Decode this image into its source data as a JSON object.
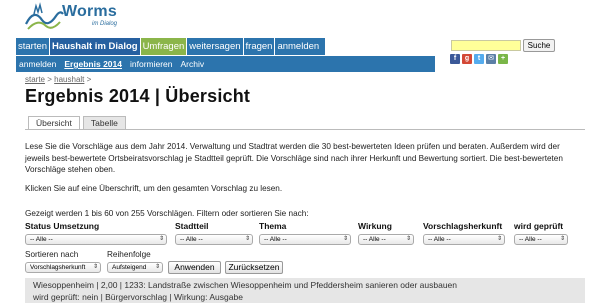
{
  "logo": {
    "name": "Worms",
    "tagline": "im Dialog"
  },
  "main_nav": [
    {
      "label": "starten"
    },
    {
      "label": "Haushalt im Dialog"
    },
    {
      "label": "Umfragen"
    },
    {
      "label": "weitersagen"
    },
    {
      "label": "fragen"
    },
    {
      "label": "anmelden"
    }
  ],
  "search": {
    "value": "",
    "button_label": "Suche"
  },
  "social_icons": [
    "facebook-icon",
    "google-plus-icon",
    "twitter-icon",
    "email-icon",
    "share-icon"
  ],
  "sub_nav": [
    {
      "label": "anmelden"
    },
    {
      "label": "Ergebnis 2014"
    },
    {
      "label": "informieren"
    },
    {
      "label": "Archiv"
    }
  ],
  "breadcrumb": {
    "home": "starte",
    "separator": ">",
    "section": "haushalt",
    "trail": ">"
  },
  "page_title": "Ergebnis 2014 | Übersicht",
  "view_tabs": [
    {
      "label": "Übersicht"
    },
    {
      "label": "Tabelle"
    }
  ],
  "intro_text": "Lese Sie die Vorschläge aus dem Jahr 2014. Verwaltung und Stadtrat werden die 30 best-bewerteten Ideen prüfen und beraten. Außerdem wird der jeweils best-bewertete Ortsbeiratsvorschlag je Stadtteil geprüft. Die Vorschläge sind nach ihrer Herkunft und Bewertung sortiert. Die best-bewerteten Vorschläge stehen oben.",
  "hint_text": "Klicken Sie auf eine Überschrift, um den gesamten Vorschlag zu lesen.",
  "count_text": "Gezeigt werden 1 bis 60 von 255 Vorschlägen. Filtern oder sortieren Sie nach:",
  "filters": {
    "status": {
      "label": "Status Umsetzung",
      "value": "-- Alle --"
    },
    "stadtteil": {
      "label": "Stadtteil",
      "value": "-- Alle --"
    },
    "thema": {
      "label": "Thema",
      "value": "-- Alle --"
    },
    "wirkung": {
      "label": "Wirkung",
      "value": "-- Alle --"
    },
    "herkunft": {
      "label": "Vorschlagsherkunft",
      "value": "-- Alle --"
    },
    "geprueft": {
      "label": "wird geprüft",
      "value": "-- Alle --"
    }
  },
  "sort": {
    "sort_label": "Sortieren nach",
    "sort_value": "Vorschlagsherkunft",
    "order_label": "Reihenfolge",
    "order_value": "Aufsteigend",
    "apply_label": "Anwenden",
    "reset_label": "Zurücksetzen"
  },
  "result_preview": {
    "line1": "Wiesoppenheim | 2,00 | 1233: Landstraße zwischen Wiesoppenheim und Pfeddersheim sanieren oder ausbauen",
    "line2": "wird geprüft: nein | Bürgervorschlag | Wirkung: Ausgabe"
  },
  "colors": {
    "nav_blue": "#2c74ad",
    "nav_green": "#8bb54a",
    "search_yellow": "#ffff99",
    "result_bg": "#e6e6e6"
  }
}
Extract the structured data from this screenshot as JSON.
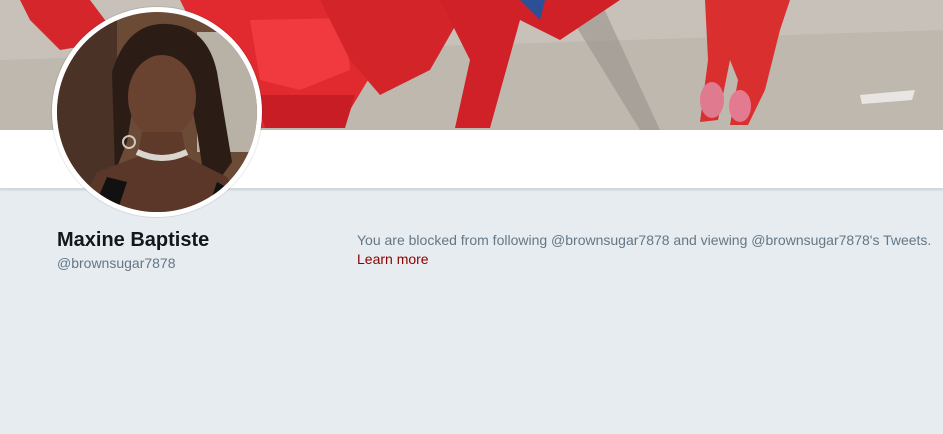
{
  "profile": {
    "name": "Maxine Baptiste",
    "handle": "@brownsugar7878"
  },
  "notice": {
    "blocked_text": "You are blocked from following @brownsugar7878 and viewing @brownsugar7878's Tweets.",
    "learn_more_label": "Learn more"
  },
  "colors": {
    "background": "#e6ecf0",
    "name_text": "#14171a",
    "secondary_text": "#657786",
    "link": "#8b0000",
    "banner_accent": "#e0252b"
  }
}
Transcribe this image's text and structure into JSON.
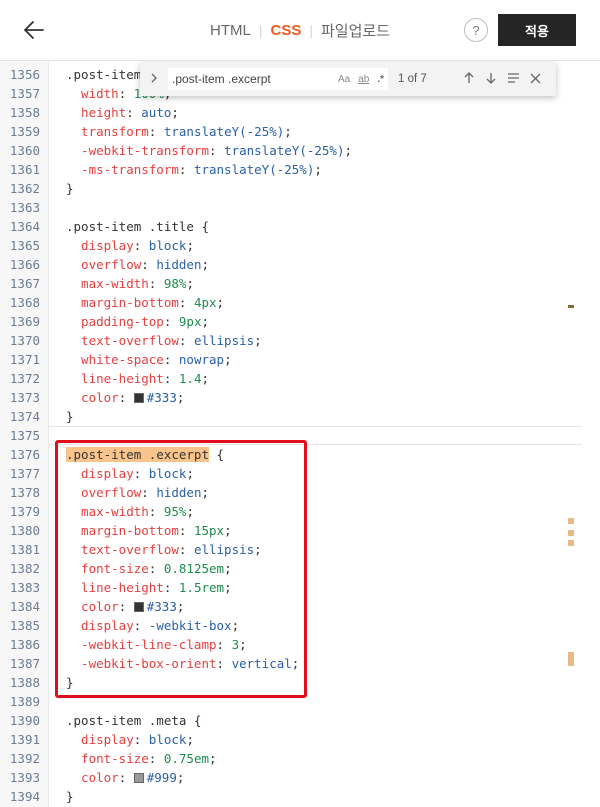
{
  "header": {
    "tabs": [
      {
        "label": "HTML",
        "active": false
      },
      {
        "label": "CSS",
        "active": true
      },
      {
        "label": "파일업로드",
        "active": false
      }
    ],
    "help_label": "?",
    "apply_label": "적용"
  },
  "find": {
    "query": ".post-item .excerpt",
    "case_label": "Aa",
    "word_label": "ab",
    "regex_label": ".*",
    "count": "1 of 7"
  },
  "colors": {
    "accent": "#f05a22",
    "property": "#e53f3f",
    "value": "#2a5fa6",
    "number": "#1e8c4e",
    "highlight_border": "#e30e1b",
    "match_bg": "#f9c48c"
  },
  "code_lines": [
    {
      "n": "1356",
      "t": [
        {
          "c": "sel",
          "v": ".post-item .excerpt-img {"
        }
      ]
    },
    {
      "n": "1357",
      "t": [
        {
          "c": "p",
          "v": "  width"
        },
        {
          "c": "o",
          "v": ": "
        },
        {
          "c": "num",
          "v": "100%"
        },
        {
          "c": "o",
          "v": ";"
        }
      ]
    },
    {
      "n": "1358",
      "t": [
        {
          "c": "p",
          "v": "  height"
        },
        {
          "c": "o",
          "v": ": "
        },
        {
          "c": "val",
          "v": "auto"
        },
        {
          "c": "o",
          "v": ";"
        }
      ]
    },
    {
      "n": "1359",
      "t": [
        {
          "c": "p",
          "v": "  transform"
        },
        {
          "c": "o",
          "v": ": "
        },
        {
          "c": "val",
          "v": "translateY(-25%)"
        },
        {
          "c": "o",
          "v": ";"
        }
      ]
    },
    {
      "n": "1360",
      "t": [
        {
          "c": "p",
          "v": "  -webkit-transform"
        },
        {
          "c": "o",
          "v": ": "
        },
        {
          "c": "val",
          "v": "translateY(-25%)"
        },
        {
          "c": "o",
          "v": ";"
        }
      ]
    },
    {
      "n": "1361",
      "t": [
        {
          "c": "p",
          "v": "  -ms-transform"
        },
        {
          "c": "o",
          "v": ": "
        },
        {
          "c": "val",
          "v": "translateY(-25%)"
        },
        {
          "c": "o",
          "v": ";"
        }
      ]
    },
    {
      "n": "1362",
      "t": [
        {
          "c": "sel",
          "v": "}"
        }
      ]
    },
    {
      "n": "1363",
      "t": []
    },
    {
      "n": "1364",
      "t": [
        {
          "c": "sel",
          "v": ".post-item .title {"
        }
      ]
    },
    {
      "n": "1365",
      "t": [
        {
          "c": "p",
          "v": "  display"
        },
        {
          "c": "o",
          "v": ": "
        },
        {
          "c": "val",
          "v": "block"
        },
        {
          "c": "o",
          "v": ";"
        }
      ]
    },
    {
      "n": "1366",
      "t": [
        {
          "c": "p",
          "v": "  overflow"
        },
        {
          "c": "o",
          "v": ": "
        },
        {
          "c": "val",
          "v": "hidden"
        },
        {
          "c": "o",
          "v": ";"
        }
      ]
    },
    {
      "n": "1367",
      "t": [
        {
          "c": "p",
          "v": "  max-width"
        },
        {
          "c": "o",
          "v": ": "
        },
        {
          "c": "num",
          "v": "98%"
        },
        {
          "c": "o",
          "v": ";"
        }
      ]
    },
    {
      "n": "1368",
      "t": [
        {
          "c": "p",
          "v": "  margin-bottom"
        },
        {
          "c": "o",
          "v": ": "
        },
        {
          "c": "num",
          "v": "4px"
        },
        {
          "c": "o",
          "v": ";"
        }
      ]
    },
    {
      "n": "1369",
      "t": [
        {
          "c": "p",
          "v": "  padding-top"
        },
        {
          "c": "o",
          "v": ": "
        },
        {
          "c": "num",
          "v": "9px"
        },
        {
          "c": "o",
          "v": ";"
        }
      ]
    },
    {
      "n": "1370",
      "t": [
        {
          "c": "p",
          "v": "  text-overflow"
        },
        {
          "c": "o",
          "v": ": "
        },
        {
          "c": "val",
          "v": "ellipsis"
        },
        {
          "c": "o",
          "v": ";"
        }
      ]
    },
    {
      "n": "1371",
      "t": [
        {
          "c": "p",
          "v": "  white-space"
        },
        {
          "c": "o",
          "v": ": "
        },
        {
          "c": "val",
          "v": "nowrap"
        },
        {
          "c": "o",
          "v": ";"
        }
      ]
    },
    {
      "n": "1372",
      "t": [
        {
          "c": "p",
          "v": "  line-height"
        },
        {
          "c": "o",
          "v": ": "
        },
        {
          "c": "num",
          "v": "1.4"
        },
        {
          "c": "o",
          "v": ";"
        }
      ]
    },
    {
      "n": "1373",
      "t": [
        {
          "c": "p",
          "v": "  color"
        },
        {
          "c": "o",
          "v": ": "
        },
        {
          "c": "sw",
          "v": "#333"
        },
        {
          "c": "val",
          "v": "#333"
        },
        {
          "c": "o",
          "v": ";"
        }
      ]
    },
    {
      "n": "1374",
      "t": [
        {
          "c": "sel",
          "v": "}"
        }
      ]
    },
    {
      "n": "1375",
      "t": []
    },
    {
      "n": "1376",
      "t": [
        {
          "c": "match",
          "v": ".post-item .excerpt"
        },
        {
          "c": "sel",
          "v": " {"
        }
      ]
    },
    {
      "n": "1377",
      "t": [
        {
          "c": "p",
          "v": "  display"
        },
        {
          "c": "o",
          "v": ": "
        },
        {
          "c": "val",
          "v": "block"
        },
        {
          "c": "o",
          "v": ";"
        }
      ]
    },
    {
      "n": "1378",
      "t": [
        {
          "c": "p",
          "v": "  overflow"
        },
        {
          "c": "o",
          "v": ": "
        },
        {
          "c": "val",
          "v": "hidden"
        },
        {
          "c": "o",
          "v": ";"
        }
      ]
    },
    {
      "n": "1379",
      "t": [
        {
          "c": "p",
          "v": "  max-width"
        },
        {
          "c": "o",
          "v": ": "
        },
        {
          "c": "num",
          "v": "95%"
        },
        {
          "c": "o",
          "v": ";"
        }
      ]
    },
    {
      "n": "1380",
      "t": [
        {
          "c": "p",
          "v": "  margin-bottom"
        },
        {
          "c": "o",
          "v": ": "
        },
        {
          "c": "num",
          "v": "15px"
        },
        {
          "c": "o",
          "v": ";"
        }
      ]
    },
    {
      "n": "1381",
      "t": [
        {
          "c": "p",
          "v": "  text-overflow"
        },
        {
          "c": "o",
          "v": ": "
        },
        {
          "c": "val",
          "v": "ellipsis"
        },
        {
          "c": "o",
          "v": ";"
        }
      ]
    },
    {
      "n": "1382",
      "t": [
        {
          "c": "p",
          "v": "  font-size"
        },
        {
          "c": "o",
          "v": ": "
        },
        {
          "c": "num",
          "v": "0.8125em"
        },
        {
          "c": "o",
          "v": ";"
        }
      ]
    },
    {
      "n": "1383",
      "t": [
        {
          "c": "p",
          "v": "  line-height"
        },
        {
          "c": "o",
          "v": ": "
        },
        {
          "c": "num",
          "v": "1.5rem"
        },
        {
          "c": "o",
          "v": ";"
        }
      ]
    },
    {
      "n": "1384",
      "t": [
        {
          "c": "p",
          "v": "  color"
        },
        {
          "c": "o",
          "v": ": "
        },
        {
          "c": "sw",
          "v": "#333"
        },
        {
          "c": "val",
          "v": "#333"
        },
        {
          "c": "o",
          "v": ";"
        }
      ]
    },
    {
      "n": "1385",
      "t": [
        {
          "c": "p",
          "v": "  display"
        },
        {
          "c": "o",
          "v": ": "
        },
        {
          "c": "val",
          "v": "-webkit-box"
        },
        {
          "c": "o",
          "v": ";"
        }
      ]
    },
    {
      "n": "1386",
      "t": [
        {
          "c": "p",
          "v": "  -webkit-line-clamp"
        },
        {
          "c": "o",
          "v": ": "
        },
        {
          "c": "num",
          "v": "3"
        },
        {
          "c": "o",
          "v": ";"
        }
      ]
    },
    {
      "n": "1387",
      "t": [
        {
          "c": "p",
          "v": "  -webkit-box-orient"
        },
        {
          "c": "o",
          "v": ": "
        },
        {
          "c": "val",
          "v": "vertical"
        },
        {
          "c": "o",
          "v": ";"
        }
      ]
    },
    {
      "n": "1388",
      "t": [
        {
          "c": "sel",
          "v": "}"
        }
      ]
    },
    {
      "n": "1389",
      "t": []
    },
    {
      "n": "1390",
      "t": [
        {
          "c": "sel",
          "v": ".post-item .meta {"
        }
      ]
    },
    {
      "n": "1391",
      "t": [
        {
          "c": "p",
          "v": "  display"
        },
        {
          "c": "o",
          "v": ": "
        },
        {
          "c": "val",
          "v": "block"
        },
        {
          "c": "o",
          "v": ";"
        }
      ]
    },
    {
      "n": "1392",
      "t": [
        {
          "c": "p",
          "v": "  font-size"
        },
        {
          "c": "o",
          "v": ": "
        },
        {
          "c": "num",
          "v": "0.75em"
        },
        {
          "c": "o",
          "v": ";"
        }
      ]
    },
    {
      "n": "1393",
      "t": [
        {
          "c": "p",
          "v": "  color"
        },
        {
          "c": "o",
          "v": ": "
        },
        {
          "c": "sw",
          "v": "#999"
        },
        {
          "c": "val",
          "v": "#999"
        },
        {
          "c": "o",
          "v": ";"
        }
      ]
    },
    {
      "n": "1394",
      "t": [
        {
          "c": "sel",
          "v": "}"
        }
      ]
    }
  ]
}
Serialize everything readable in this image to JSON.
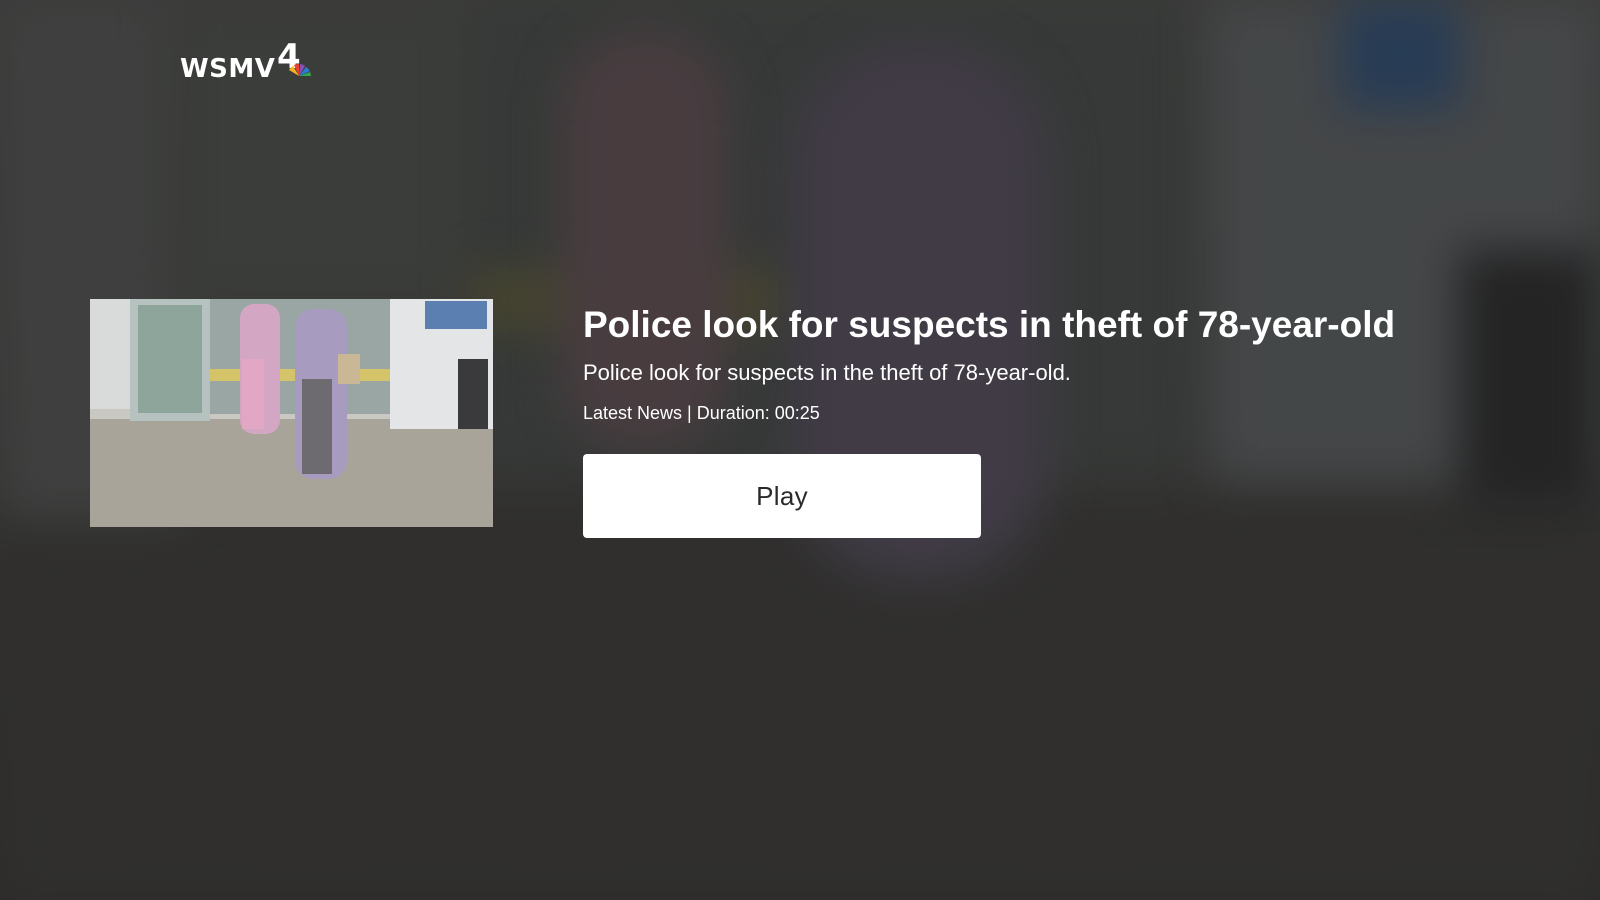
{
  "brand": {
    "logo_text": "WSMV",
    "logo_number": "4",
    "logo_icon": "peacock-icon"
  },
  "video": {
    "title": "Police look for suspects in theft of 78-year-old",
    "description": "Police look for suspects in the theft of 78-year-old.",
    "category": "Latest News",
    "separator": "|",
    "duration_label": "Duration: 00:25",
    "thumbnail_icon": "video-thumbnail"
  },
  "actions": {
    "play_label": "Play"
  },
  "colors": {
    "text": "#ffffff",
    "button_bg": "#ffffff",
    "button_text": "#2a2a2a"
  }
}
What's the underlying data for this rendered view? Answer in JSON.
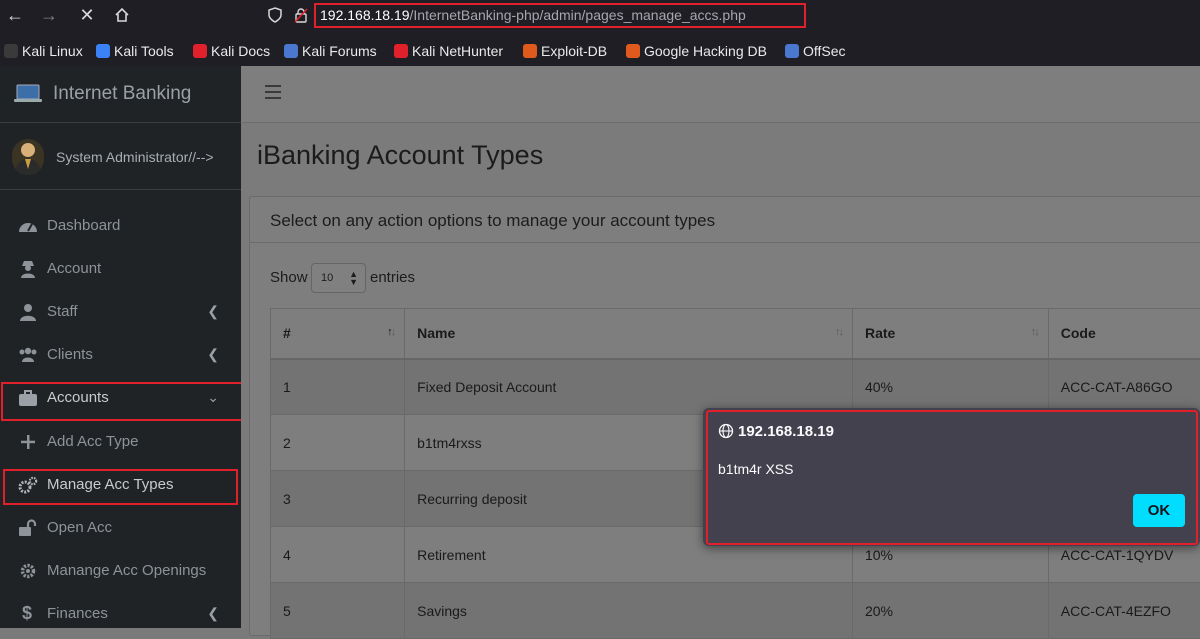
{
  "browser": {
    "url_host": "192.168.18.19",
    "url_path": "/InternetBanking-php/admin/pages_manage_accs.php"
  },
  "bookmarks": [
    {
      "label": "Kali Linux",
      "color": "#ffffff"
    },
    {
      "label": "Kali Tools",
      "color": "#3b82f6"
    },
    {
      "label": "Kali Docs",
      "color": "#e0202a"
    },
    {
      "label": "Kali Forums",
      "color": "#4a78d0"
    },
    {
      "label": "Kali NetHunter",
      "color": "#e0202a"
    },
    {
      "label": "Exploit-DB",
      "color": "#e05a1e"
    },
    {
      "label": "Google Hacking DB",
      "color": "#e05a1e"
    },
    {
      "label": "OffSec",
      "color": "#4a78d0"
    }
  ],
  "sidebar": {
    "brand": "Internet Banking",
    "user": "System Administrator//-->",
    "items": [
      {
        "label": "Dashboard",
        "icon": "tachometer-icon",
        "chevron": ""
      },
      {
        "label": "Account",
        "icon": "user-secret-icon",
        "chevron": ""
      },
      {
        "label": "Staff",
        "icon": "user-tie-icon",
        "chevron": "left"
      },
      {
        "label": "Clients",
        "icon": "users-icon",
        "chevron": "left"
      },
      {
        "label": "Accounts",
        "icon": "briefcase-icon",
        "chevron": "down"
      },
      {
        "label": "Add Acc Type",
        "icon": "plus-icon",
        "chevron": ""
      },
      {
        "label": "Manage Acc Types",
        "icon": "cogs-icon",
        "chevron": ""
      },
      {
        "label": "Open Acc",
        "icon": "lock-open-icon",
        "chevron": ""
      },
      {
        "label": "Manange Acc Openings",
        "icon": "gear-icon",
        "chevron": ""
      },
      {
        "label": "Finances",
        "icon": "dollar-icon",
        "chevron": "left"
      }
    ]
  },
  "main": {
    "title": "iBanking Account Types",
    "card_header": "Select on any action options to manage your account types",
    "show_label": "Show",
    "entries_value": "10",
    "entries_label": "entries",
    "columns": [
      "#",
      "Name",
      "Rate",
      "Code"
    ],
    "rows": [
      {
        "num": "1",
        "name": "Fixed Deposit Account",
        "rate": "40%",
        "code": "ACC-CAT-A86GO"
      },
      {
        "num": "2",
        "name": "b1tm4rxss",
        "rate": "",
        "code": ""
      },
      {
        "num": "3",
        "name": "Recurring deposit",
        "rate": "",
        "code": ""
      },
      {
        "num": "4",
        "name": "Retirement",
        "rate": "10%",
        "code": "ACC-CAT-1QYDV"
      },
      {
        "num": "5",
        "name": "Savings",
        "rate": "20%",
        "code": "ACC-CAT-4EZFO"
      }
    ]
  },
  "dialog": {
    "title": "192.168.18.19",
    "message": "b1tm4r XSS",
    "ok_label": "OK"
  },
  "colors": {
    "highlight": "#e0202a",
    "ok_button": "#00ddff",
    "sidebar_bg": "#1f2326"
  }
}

▸ What needs to be done: Of the lines above, copy each that contains "post".

▸ Problem solution:
    "query": ".post-item .excerpt",
          "v": ".post-item .excerpt-img {"
          "v": ".post-item .title {"
          "v": ".post-item .excerpt"
          "v": ".post-item .meta {"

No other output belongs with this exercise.